Repeat the records word for word, excluding any picture.
___ DATA PROVIDED ___
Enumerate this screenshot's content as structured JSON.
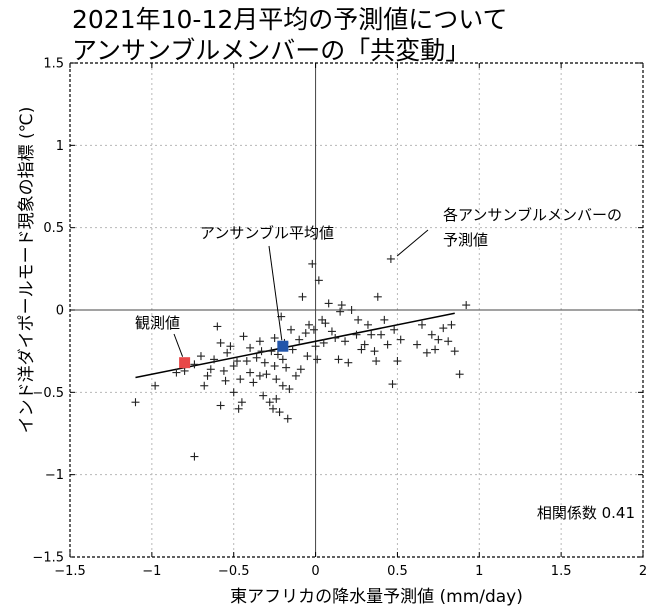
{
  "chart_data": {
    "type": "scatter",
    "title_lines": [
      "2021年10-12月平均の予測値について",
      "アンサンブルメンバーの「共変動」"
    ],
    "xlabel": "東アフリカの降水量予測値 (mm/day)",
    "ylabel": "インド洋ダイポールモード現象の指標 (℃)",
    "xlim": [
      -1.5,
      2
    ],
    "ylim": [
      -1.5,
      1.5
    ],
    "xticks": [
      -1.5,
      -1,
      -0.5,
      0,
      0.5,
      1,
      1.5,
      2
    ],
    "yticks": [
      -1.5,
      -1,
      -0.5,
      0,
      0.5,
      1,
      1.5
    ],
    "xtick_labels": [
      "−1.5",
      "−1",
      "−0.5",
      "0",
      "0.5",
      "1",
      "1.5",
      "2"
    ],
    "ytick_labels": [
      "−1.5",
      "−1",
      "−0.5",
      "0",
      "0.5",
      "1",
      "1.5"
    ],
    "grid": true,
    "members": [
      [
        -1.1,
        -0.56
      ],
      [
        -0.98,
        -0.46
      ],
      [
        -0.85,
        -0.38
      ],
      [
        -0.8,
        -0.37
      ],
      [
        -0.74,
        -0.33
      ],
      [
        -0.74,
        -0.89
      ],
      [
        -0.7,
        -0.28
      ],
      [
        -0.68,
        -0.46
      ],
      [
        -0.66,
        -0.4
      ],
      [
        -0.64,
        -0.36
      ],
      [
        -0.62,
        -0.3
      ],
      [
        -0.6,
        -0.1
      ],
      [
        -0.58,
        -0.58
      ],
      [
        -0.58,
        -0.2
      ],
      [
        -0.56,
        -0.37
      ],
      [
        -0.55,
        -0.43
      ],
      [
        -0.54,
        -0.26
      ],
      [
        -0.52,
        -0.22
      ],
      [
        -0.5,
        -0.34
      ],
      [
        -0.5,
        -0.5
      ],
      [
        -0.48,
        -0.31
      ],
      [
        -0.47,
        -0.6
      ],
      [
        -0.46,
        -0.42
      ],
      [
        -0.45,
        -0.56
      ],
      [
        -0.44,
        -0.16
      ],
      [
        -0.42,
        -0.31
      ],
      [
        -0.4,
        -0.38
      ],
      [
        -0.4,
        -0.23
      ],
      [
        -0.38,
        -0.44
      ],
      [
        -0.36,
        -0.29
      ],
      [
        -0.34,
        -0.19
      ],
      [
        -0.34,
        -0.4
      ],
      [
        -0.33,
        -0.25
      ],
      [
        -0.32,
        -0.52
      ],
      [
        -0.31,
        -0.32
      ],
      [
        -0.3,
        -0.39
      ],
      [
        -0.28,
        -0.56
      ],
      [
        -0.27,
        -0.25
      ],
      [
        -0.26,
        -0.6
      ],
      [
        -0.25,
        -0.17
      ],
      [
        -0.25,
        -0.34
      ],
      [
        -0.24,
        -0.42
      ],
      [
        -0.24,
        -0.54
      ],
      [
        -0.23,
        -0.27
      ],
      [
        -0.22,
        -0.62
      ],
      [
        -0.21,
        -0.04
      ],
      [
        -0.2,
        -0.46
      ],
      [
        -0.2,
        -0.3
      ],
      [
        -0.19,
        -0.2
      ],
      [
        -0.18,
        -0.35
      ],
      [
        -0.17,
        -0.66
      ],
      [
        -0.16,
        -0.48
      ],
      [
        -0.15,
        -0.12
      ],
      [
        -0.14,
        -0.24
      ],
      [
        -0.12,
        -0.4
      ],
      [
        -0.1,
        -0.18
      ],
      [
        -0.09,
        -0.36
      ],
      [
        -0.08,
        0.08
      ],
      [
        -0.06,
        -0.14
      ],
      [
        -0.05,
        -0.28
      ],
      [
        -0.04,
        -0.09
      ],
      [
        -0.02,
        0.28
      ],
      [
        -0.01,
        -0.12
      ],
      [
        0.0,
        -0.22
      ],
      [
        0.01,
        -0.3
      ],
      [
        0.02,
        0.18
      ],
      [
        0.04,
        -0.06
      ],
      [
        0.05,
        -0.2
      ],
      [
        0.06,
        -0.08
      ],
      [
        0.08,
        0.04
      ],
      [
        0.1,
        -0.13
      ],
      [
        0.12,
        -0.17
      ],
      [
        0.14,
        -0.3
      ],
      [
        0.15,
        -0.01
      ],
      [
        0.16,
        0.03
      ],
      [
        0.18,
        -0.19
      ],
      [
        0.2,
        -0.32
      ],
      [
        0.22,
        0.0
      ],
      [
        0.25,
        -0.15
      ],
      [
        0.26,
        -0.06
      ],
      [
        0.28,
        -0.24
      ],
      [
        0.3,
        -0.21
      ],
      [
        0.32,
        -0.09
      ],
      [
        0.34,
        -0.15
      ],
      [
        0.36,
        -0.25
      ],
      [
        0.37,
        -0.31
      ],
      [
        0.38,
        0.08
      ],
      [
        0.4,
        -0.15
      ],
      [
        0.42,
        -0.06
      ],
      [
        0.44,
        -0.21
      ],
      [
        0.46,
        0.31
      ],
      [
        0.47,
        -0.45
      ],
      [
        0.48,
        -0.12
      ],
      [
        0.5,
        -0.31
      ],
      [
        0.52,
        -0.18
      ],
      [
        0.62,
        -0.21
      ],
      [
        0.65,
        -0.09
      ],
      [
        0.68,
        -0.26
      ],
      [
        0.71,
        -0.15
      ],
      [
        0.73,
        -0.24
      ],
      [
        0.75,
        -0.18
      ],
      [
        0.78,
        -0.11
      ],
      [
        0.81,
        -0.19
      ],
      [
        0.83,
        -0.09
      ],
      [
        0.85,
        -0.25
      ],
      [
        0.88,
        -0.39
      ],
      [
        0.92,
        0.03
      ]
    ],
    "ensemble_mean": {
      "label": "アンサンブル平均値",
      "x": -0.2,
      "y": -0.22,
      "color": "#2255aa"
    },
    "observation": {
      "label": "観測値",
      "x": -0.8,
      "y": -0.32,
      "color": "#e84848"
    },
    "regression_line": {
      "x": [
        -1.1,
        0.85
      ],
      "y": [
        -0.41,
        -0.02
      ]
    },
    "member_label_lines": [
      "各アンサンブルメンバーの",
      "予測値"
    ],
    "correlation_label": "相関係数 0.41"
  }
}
___
» WRITTEN RESPONSE
Enumerate this screenshot's content as structured JSON.
{
  "chart_data": {
    "type": "scatter",
    "title_lines": [
      "2021年10-12月平均の予測値について",
      "アンサンブルメンバーの「共変動」"
    ],
    "xlabel": "東アフリカの降水量予測値 (mm/day)",
    "ylabel": "インド洋ダイポールモード現象の指標 (℃)",
    "xlim": [
      -1.5,
      2
    ],
    "ylim": [
      -1.5,
      1.5
    ],
    "xticks": [
      -1.5,
      -1,
      -0.5,
      0,
      0.5,
      1,
      1.5,
      2
    ],
    "yticks": [
      -1.5,
      -1,
      -0.5,
      0,
      0.5,
      1,
      1.5
    ],
    "xtick_labels": [
      "−1.5",
      "−1",
      "−0.5",
      "0",
      "0.5",
      "1",
      "1.5",
      "2"
    ],
    "ytick_labels": [
      "−1.5",
      "−1",
      "−0.5",
      "0",
      "0.5",
      "1",
      "1.5"
    ],
    "grid": true,
    "members": [
      [
        -1.1,
        -0.56
      ],
      [
        -0.98,
        -0.46
      ],
      [
        -0.85,
        -0.38
      ],
      [
        -0.8,
        -0.37
      ],
      [
        -0.74,
        -0.33
      ],
      [
        -0.74,
        -0.89
      ],
      [
        -0.7,
        -0.28
      ],
      [
        -0.68,
        -0.46
      ],
      [
        -0.66,
        -0.4
      ],
      [
        -0.64,
        -0.36
      ],
      [
        -0.62,
        -0.3
      ],
      [
        -0.6,
        -0.1
      ],
      [
        -0.58,
        -0.58
      ],
      [
        -0.58,
        -0.2
      ],
      [
        -0.56,
        -0.37
      ],
      [
        -0.55,
        -0.43
      ],
      [
        -0.54,
        -0.26
      ],
      [
        -0.52,
        -0.22
      ],
      [
        -0.5,
        -0.34
      ],
      [
        -0.5,
        -0.5
      ],
      [
        -0.48,
        -0.31
      ],
      [
        -0.47,
        -0.6
      ],
      [
        -0.46,
        -0.42
      ],
      [
        -0.45,
        -0.56
      ],
      [
        -0.44,
        -0.16
      ],
      [
        -0.42,
        -0.31
      ],
      [
        -0.4,
        -0.38
      ],
      [
        -0.4,
        -0.23
      ],
      [
        -0.38,
        -0.44
      ],
      [
        -0.36,
        -0.29
      ],
      [
        -0.34,
        -0.19
      ],
      [
        -0.34,
        -0.4
      ],
      [
        -0.33,
        -0.25
      ],
      [
        -0.32,
        -0.52
      ],
      [
        -0.31,
        -0.32
      ],
      [
        -0.3,
        -0.39
      ],
      [
        -0.28,
        -0.56
      ],
      [
        -0.27,
        -0.25
      ],
      [
        -0.26,
        -0.6
      ],
      [
        -0.25,
        -0.17
      ],
      [
        -0.25,
        -0.34
      ],
      [
        -0.24,
        -0.42
      ],
      [
        -0.24,
        -0.54
      ],
      [
        -0.23,
        -0.27
      ],
      [
        -0.22,
        -0.62
      ],
      [
        -0.21,
        -0.04
      ],
      [
        -0.2,
        -0.46
      ],
      [
        -0.2,
        -0.3
      ],
      [
        -0.19,
        -0.2
      ],
      [
        -0.18,
        -0.35
      ],
      [
        -0.17,
        -0.66
      ],
      [
        -0.16,
        -0.48
      ],
      [
        -0.15,
        -0.12
      ],
      [
        -0.14,
        -0.24
      ],
      [
        -0.12,
        -0.4
      ],
      [
        -0.1,
        -0.18
      ],
      [
        -0.09,
        -0.36
      ],
      [
        -0.08,
        0.08
      ],
      [
        -0.06,
        -0.14
      ],
      [
        -0.05,
        -0.28
      ],
      [
        -0.04,
        -0.09
      ],
      [
        -0.02,
        0.28
      ],
      [
        -0.01,
        -0.12
      ],
      [
        0.0,
        -0.22
      ],
      [
        0.01,
        -0.3
      ],
      [
        0.02,
        0.18
      ],
      [
        0.04,
        -0.06
      ],
      [
        0.05,
        -0.2
      ],
      [
        0.06,
        -0.08
      ],
      [
        0.08,
        0.04
      ],
      [
        0.1,
        -0.13
      ],
      [
        0.12,
        -0.17
      ],
      [
        0.14,
        -0.3
      ],
      [
        0.15,
        -0.01
      ],
      [
        0.16,
        0.03
      ],
      [
        0.18,
        -0.19
      ],
      [
        0.2,
        -0.32
      ],
      [
        0.22,
        0.0
      ],
      [
        0.25,
        -0.15
      ],
      [
        0.26,
        -0.06
      ],
      [
        0.28,
        -0.24
      ],
      [
        0.3,
        -0.21
      ],
      [
        0.32,
        -0.09
      ],
      [
        0.34,
        -0.15
      ],
      [
        0.36,
        -0.25
      ],
      [
        0.37,
        -0.31
      ],
      [
        0.38,
        0.08
      ],
      [
        0.4,
        -0.15
      ],
      [
        0.42,
        -0.06
      ],
      [
        0.44,
        -0.21
      ],
      [
        0.46,
        0.31
      ],
      [
        0.47,
        -0.45
      ],
      [
        0.48,
        -0.12
      ],
      [
        0.5,
        -0.31
      ],
      [
        0.52,
        -0.18
      ],
      [
        0.62,
        -0.21
      ],
      [
        0.65,
        -0.09
      ],
      [
        0.68,
        -0.26
      ],
      [
        0.71,
        -0.15
      ],
      [
        0.73,
        -0.24
      ],
      [
        0.75,
        -0.18
      ],
      [
        0.78,
        -0.11
      ],
      [
        0.81,
        -0.19
      ],
      [
        0.83,
        -0.09
      ],
      [
        0.85,
        -0.25
      ],
      [
        0.88,
        -0.39
      ],
      [
        0.92,
        0.03
      ]
    ],
    "ensemble_mean": {
      "label": "アンサンブル平均値",
      "x": -0.2,
      "y": -0.22,
      "color": "#2255aa"
    },
    "observation": {
      "label": "観測値",
      "x": -0.8,
      "y": -0.32,
      "color": "#e84848"
    },
    "regression_line": {
      "x": [
        -1.1,
        0.85
      ],
      "y": [
        -0.41,
        -0.02
      ]
    },
    "member_label_lines": [
      "各アンサンブルメンバーの",
      "予測値"
    ],
    "correlation_label": "相関係数 0.41"
  }
}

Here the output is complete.